[Begin]

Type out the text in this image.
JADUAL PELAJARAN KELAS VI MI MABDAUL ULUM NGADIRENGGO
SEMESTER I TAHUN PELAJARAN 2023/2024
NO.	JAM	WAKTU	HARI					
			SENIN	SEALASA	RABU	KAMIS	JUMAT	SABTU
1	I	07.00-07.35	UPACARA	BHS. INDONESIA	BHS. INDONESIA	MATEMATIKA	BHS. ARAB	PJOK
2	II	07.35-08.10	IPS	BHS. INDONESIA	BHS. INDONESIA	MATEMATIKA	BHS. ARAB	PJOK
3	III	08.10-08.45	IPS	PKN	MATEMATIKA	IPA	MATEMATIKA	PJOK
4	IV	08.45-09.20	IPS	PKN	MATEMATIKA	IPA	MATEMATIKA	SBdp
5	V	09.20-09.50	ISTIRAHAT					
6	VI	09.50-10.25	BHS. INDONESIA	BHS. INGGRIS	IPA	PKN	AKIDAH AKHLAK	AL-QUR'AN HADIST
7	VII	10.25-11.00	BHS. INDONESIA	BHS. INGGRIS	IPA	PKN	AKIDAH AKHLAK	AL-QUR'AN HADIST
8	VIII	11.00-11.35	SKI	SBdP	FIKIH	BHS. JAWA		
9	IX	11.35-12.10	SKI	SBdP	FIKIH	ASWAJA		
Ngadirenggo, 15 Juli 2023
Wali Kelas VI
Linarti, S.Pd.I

[End]

* _AIM OF THE EXERCISE_: Please reproduce the entire listing, exactly as shown.

* _ANSWER TO THIS PROBLEM_:
Type out the text in this image.
JADUAL PELAJARAN KELAS VI MI MABDAUL ULUM NGADIRENGGO
SEMESTER I TAHUN PELAJARAN 2023/2024
NO.	JAM	WAKTU	HARI					
			SENIN	SEALASA	RABU	KAMIS	JUMAT	SABTU
1	I	07.00-07.35	UPACARA	BHS. INDONESIA	BHS. INDONESIA	MATEMATIKA	BHS. ARAB	PJOK
2	II	07.35-08.10	IPS	BHS. INDONESIA	BHS. INDONESIA	MATEMATIKA	BHS. ARAB	PJOK
3	III	08.10-08.45	IPS	PKN	MATEMATIKA	IPA	MATEMATIKA	PJOK
4	IV	08.45-09.20	IPS	PKN	MATEMATIKA	IPA	MATEMATIKA	SBdp
5	V	09.20-09.50	ISTIRAHAT					
6	VI	09.50-10.25	BHS. INDONESIA	BHS. INGGRIS	IPA	PKN	AKIDAH AKHLAK	AL-QUR'AN HADIST
7	VII	10.25-11.00	BHS. INDONESIA	BHS. INGGRIS	IPA	PKN	AKIDAH AKHLAK	AL-QUR'AN HADIST
8	VIII	11.00-11.35	SKI	SBdP	FIKIH	BHS. JAWA		
9	IX	11.35-12.10	SKI	SBdP	FIKIH	ASWAJA		
Ngadirenggo, 15 Juli 2023
Wali Kelas VI
Linarti, S.Pd.I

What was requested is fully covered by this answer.